# PROBLEM DETAILS
Extract every line that includes the string "xlabel".

# SOURCE DATA

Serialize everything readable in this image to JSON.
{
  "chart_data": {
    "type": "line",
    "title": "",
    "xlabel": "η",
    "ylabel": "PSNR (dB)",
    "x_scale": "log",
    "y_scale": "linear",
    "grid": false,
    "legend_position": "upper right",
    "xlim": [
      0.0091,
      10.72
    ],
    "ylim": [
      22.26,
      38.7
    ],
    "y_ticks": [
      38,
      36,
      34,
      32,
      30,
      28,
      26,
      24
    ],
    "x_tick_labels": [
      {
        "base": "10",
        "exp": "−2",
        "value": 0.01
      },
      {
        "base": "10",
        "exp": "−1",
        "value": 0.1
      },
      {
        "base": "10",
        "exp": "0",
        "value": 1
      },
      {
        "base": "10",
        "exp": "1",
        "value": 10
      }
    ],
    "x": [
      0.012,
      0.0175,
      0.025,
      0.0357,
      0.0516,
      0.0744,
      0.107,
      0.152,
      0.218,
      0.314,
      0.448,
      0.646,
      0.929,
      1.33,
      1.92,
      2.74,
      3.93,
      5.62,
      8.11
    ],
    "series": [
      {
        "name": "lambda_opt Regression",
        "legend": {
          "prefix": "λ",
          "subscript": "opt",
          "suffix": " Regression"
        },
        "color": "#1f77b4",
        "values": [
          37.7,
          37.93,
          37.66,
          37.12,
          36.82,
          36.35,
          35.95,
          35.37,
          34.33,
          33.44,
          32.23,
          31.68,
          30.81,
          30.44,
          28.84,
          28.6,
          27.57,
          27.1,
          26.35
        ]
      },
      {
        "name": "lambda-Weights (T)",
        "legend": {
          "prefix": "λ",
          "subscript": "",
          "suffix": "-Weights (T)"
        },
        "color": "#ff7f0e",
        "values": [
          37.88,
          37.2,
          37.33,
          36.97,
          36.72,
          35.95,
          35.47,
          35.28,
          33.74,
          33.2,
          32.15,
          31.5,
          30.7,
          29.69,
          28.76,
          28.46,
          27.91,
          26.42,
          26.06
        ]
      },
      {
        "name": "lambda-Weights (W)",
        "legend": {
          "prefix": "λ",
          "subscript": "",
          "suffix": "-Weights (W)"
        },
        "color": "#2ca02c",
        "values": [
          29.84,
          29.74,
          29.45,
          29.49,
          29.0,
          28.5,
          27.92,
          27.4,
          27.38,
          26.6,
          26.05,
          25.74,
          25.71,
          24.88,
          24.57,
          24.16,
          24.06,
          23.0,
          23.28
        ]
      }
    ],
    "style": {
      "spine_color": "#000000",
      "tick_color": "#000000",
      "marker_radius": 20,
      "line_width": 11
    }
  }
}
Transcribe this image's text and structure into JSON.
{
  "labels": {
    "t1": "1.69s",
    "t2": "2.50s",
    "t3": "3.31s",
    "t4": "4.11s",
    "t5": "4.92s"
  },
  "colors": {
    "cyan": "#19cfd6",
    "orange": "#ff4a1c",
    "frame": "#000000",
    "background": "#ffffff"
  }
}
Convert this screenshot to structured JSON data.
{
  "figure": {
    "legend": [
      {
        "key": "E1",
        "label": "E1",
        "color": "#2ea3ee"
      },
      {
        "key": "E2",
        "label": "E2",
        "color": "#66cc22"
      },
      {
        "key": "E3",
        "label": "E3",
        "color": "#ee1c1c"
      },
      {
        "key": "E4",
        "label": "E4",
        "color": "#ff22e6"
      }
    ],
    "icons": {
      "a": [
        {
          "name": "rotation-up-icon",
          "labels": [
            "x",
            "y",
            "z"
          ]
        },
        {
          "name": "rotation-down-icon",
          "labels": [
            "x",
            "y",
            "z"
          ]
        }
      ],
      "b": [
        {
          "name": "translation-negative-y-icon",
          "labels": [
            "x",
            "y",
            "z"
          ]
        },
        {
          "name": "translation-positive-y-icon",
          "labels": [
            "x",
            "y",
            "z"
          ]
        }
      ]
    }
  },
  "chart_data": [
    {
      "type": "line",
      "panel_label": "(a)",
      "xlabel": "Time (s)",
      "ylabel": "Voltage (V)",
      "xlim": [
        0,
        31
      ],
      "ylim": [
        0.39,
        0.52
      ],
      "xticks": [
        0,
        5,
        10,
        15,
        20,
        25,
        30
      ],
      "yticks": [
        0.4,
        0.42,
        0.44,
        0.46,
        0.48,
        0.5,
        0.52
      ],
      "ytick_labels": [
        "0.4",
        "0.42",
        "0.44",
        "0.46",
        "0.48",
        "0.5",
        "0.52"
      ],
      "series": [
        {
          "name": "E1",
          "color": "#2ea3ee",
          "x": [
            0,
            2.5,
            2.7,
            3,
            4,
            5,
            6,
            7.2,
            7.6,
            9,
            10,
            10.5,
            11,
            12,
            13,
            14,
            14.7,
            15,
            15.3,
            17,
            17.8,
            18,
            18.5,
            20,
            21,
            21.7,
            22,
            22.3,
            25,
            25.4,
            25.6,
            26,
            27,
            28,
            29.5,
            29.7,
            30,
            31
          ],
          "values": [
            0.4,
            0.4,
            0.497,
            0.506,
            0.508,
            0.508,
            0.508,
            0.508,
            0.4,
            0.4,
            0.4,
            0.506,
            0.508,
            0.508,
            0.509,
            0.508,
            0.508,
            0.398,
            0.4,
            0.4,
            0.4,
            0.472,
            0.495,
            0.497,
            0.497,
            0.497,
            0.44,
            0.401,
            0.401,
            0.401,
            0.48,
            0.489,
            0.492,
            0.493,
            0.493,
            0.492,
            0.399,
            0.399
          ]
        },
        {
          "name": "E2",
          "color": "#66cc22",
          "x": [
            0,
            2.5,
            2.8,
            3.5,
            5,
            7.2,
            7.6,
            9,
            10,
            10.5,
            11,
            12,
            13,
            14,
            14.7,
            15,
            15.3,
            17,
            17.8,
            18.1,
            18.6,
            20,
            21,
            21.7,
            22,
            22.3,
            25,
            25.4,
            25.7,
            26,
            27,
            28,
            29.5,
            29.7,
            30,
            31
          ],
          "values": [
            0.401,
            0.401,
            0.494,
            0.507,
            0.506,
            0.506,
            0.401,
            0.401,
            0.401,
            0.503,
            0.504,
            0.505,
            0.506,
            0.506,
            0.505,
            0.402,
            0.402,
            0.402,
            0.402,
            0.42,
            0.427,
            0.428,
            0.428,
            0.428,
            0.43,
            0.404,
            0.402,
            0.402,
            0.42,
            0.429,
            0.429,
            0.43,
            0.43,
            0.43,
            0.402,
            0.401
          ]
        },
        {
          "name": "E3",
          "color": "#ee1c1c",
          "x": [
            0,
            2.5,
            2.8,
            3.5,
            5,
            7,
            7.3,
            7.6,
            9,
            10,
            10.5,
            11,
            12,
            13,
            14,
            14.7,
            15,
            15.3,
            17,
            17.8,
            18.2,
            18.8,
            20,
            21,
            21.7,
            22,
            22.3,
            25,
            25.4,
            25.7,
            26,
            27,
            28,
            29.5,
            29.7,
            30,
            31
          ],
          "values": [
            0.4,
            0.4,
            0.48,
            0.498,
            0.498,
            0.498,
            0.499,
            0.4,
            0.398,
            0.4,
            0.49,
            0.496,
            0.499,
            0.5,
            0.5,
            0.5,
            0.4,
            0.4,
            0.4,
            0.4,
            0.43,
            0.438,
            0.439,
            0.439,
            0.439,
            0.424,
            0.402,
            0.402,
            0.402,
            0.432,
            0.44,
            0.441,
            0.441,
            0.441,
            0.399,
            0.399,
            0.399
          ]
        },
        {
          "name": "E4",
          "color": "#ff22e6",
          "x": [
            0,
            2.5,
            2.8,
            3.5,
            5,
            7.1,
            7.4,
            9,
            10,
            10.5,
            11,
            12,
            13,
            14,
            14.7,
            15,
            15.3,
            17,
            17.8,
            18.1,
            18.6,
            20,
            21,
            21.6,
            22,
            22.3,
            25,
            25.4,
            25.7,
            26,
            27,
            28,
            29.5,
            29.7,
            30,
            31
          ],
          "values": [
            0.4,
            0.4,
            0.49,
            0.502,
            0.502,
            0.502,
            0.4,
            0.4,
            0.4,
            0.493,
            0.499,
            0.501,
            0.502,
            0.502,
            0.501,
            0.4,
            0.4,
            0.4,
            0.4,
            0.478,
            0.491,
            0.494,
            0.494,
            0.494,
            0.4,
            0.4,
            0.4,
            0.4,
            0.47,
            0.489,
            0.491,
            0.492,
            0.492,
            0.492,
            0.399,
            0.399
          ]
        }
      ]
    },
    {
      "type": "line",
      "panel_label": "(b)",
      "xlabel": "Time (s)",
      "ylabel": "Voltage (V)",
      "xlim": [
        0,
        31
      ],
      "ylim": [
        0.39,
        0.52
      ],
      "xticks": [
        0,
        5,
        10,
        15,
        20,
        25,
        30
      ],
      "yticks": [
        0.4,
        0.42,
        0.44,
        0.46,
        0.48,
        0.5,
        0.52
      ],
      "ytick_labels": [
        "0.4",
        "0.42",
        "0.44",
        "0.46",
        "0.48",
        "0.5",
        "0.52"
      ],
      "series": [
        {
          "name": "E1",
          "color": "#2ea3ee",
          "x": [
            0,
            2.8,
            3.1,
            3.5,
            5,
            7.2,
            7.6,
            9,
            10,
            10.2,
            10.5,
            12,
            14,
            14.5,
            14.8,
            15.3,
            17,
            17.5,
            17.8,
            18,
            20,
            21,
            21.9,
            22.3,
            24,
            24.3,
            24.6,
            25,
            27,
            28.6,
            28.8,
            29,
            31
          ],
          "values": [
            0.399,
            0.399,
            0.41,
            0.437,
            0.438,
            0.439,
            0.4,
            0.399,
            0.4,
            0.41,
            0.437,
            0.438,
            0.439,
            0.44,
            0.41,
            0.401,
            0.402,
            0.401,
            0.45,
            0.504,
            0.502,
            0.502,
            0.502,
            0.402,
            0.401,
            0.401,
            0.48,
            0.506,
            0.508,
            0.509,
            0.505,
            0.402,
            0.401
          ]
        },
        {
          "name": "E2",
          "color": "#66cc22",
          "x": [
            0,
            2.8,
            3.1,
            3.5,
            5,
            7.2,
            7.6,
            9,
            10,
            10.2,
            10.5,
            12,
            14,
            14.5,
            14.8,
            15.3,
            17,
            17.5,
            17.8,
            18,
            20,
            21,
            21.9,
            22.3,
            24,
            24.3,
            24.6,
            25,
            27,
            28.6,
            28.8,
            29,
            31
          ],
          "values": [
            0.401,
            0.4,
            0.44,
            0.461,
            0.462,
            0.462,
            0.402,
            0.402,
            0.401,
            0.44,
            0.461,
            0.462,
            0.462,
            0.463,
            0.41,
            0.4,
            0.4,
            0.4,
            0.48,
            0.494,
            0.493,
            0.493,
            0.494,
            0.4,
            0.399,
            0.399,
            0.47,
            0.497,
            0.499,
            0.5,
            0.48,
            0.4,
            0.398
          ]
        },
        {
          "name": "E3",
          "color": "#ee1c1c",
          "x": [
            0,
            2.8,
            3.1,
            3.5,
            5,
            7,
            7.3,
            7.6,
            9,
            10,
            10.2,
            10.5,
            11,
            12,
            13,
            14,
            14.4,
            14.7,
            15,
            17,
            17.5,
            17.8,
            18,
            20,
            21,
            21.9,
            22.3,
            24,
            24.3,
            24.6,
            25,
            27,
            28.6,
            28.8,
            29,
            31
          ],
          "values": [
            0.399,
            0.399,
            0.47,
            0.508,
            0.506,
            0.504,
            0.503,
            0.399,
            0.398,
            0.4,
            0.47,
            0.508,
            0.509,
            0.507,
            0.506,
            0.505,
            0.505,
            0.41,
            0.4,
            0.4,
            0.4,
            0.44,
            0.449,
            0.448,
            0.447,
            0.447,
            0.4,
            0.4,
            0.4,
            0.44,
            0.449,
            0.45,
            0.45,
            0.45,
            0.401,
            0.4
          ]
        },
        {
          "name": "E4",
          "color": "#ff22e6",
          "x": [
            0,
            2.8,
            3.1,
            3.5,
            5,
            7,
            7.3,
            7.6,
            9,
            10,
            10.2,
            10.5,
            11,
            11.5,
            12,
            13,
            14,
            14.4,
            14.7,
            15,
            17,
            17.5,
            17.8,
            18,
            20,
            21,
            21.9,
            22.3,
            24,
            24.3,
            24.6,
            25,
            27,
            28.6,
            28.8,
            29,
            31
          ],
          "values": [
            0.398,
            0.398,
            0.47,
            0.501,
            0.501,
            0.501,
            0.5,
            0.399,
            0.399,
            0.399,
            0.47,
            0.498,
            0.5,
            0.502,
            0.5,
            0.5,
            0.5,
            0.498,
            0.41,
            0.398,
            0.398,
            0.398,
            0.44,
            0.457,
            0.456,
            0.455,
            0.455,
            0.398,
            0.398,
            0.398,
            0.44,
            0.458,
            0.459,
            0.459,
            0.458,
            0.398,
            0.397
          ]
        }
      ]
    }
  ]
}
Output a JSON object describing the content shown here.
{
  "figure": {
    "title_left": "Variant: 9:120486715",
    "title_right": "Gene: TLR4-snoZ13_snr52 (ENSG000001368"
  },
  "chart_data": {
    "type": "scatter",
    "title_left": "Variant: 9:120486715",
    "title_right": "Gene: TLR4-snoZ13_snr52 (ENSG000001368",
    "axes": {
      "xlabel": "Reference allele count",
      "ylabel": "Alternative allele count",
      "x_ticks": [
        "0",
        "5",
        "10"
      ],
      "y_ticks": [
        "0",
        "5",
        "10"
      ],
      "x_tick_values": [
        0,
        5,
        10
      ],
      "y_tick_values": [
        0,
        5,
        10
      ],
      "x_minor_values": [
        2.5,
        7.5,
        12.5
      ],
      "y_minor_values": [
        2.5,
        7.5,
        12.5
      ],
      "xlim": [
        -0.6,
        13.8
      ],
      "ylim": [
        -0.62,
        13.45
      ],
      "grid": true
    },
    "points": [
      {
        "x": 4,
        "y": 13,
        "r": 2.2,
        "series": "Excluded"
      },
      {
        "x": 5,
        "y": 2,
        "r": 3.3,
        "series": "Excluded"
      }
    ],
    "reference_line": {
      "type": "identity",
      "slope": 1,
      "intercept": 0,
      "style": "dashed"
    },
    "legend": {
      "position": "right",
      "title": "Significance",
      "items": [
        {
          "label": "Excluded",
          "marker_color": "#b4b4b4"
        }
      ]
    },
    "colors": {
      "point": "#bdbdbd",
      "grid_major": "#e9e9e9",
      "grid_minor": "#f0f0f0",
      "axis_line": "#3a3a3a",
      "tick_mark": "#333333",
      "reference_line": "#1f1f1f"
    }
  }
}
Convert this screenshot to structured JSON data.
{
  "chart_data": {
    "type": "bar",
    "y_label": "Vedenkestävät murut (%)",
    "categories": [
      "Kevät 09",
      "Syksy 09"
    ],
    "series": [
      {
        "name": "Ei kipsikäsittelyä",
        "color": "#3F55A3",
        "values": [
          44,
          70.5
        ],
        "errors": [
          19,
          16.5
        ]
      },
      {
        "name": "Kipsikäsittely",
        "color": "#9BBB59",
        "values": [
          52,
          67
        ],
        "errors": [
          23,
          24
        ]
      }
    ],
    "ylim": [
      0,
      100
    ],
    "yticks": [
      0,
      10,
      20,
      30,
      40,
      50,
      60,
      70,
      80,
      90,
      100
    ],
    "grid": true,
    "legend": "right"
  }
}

# OUTPUT FOR THIS EXERCISE
    "xlabel": "η",
      "xlabel": "Time (s)",
      "xlabel": "Time (s)",
      "xlabel": "Reference allele count",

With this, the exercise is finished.